YOUR OBJECTIVE: Copy every line of the entries that includes the word "question".

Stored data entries
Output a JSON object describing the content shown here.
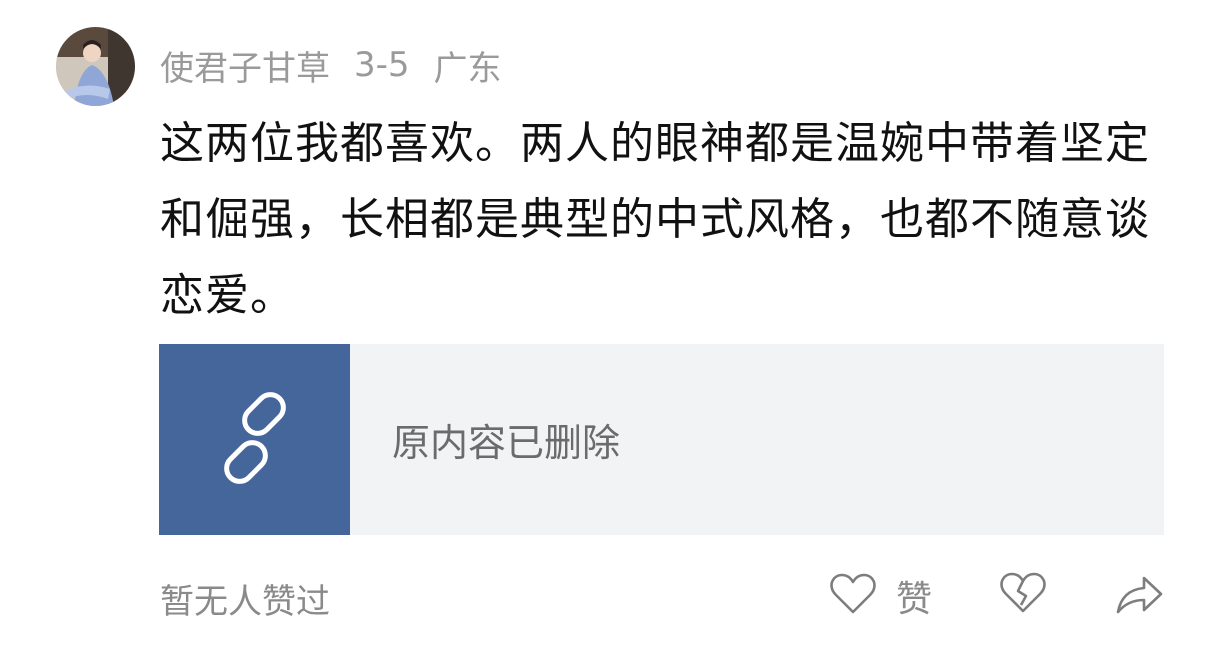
{
  "comment": {
    "username": "使君子甘草",
    "date": "3-5",
    "location": "广东",
    "text": "这两位我都喜欢。两人的眼神都是温婉中带着坚定和倔强，长相都是典型的中式风格，也都不随意谈恋爱。"
  },
  "quoted": {
    "status_text": "原内容已删除",
    "icon": "link-icon",
    "thumb_color": "#44669a"
  },
  "footer": {
    "likes_text": "暂无人赞过",
    "like_label": "赞",
    "like_icon": "heart-icon",
    "dislike_icon": "broken-heart-icon",
    "share_icon": "share-icon"
  }
}
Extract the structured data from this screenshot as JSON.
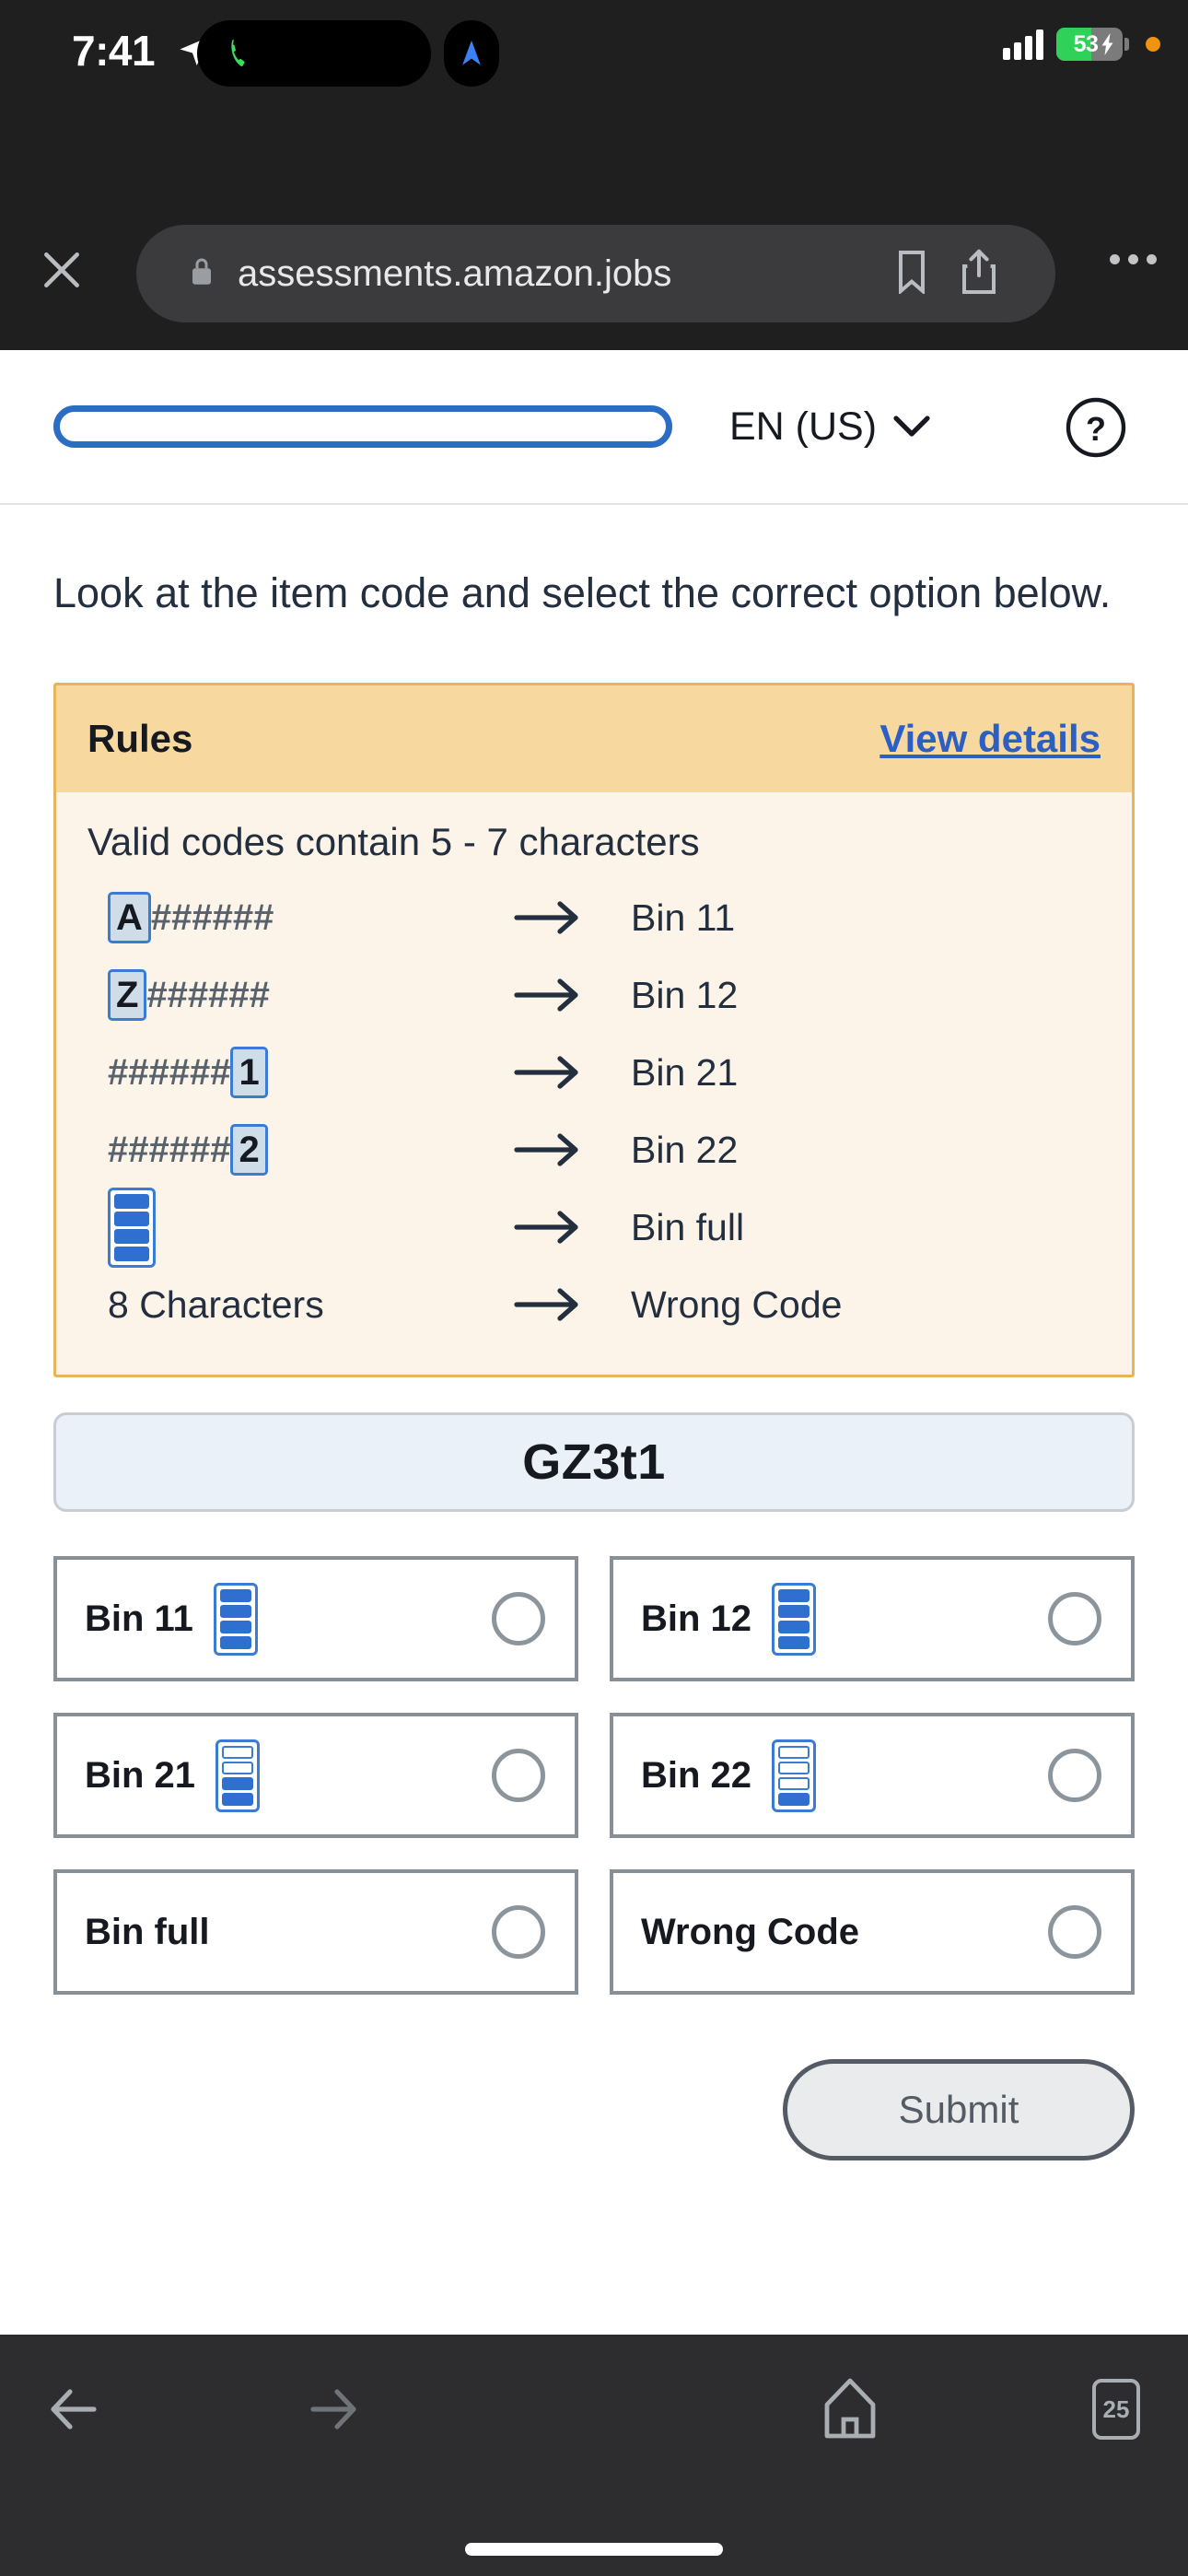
{
  "status_bar": {
    "time": "7:41",
    "location_icon": "location-arrow-icon",
    "phone_icon": "phone-active-icon",
    "navigation_icon": "navigation-arrow-icon",
    "signal_icon": "cellular-signal-icon",
    "battery_percent": "53",
    "battery_charging": true,
    "privacy_dot": "orange-recording-dot"
  },
  "browser_top": {
    "close_label": "×",
    "lock_icon": "lock-icon",
    "url": "assessments.amazon.jobs",
    "bookmark_icon": "bookmark-icon",
    "share_icon": "share-icon",
    "more_icon": "more-options-icon"
  },
  "page_header": {
    "progress_percent": 0,
    "language": "EN (US)",
    "chevron": "chevron-down-icon",
    "help_icon": "question-mark-circle-icon"
  },
  "main": {
    "prompt": "Look at the item code and select the correct option below.",
    "rules": {
      "title": "Rules",
      "view_details": "View details",
      "valid_codes_text": "Valid codes contain 5 - 7 characters",
      "rows": [
        {
          "type": "pattern",
          "prefix_char": "A",
          "hashes": "######",
          "suffix_char": "",
          "arrow": "arrow-right-icon",
          "target": "Bin 11"
        },
        {
          "type": "pattern",
          "prefix_char": "Z",
          "hashes": "######",
          "suffix_char": "",
          "arrow": "arrow-right-icon",
          "target": "Bin 12"
        },
        {
          "type": "pattern",
          "prefix_char": "",
          "hashes": "######",
          "suffix_char": "1",
          "arrow": "arrow-right-icon",
          "target": "Bin 21"
        },
        {
          "type": "pattern",
          "prefix_char": "",
          "hashes": "######",
          "suffix_char": "2",
          "arrow": "arrow-right-icon",
          "target": "Bin 22"
        },
        {
          "type": "bin-icon",
          "filled_cells": 4,
          "total_cells": 4,
          "arrow": "arrow-right-icon",
          "target": "Bin full"
        },
        {
          "type": "text",
          "text": "8 Characters",
          "arrow": "arrow-right-icon",
          "target": "Wrong Code"
        }
      ]
    },
    "item_code": "GZ3t1",
    "options": [
      {
        "label": "Bin 11",
        "has_icon": true,
        "filled_cells": 4,
        "total_cells": 4,
        "selected": false
      },
      {
        "label": "Bin 12",
        "has_icon": true,
        "filled_cells": 4,
        "total_cells": 4,
        "selected": false
      },
      {
        "label": "Bin 21",
        "has_icon": true,
        "filled_cells": 2,
        "total_cells": 4,
        "selected": false
      },
      {
        "label": "Bin 22",
        "has_icon": true,
        "filled_cells": 1,
        "total_cells": 4,
        "selected": false
      },
      {
        "label": "Bin full",
        "has_icon": false,
        "filled_cells": 0,
        "total_cells": 0,
        "selected": false
      },
      {
        "label": "Wrong Code",
        "has_icon": false,
        "filled_cells": 0,
        "total_cells": 0,
        "selected": false
      }
    ],
    "submit_label": "Submit"
  },
  "browser_bottom": {
    "back_icon": "arrow-left-icon",
    "forward_icon": "arrow-right-icon",
    "home_icon": "home-icon",
    "tab_count": "25"
  },
  "colors": {
    "accent_blue": "#2b6cc4",
    "rules_header": "#f7d9a0",
    "rules_body": "#fdf4e9",
    "rules_border": "#e8b45a",
    "code_box_bg": "#eaf1f8",
    "text_dark": "#232f3e",
    "card_border": "#879096",
    "battery_green": "#2fd158"
  }
}
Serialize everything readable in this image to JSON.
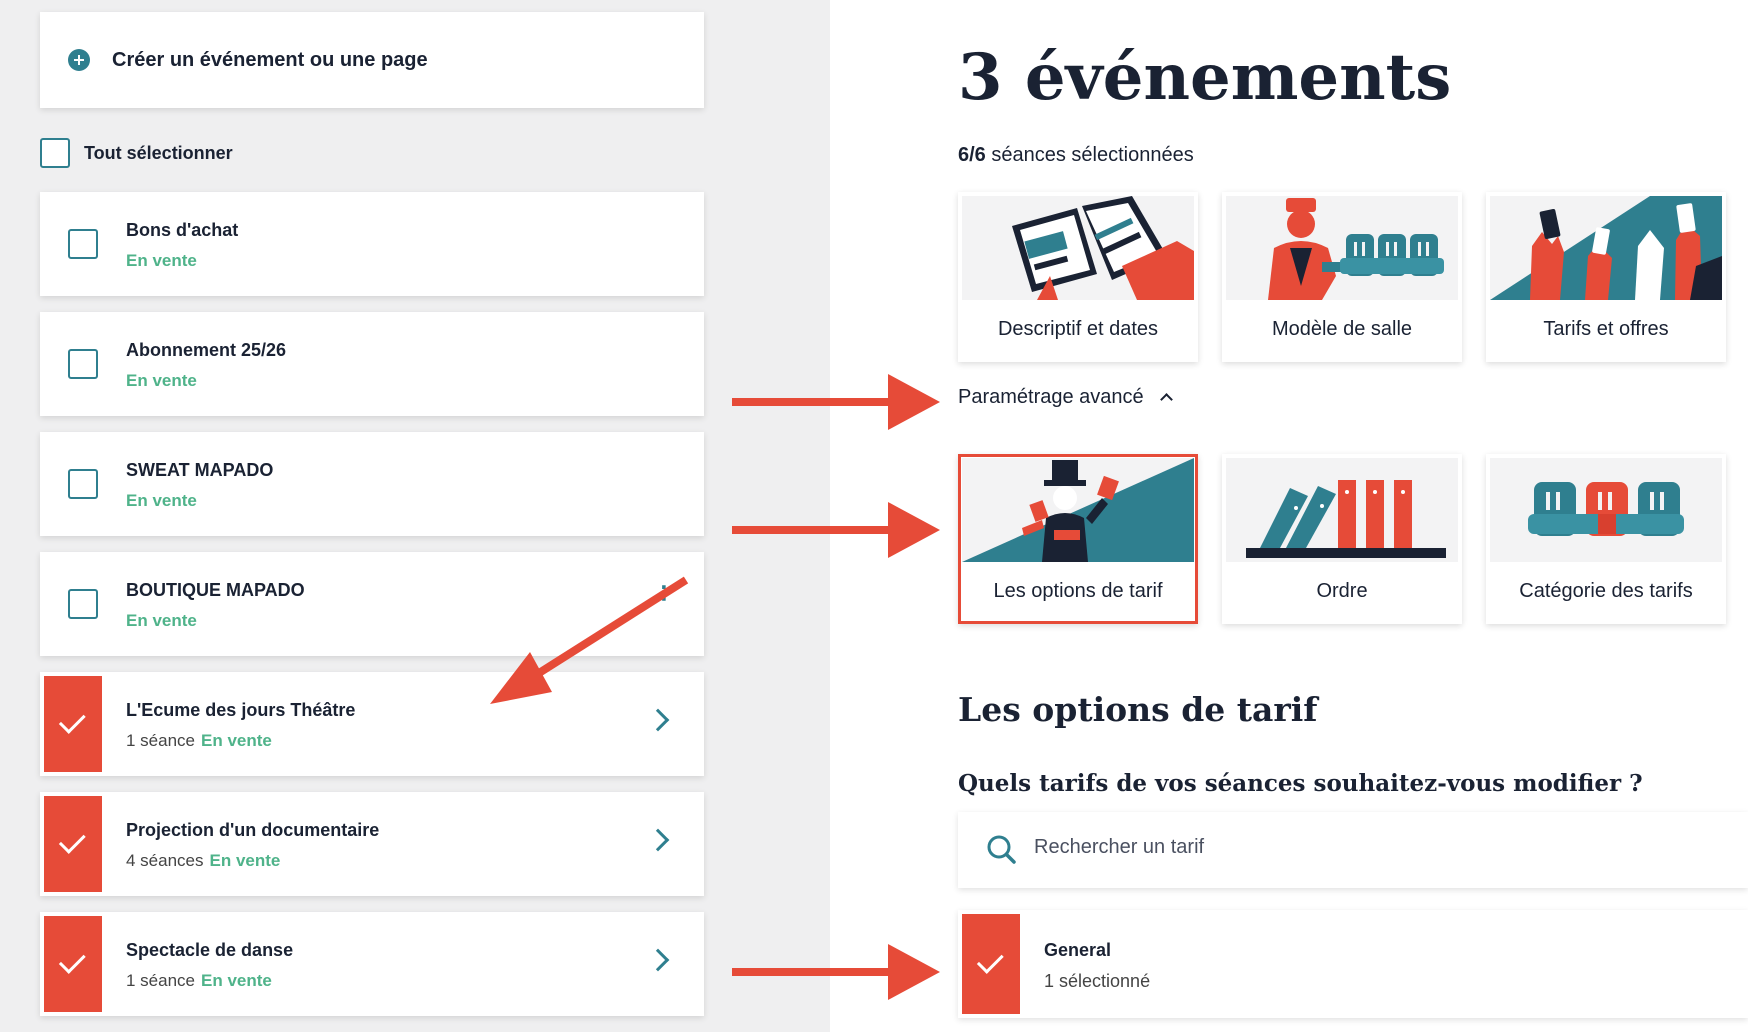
{
  "create": {
    "label": "Créer un événement ou une page"
  },
  "select_all": {
    "label": "Tout sélectionner"
  },
  "events": [
    {
      "title": "Bons d'achat",
      "seances": "",
      "status": "En vente",
      "selected": false
    },
    {
      "title": "Abonnement 25/26",
      "seances": "",
      "status": "En vente",
      "selected": false
    },
    {
      "title": "SWEAT MAPADO",
      "seances": "",
      "status": "En vente",
      "selected": false
    },
    {
      "title": "BOUTIQUE MAPADO",
      "seances": "",
      "status": "En vente",
      "selected": false,
      "menu": "⋮"
    },
    {
      "title": "L'Ecume des jours Théâtre",
      "seances": "1 séance",
      "status": "En vente",
      "selected": true
    },
    {
      "title": "Projection d'un documentaire",
      "seances": "4 séances",
      "status": "En vente",
      "selected": true
    },
    {
      "title": "Spectacle de danse",
      "seances": "1 séance",
      "status": "En vente",
      "selected": true
    }
  ],
  "main": {
    "title": "3 événements",
    "seances_count": "6/6",
    "seances_label": "séances sélectionnées",
    "tiles_top": [
      {
        "label": "Descriptif et dates",
        "icon": "book-illustration"
      },
      {
        "label": "Modèle de salle",
        "icon": "usher-seats-illustration"
      },
      {
        "label": "Tarifs et offres",
        "icon": "hands-tickets-illustration"
      }
    ],
    "advanced_label": "Paramétrage avancé",
    "tiles_advanced": [
      {
        "label": "Les options de tarif",
        "icon": "magician-illustration",
        "active": true
      },
      {
        "label": "Ordre",
        "icon": "dominoes-illustration",
        "active": false
      },
      {
        "label": "Catégorie des tarifs",
        "icon": "seats-illustration",
        "active": false
      }
    ],
    "section_title": "Les options de tarif",
    "question": "Quels tarifs de vos séances souhaitez-vous modifier ?",
    "search_placeholder": "Rechercher un tarif",
    "tarif": {
      "title": "General",
      "sub": "1 sélectionné"
    }
  },
  "colors": {
    "accent": "#e64b38",
    "teal": "#2f7f8f",
    "status_green": "#4fb38a",
    "navy": "#1a2233"
  }
}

FULL SOLUTION:
    "help_icon": "question-mark-circle-icon"
    "question": "Quels tarifs de vos séances souhaitez-vous modifier ?",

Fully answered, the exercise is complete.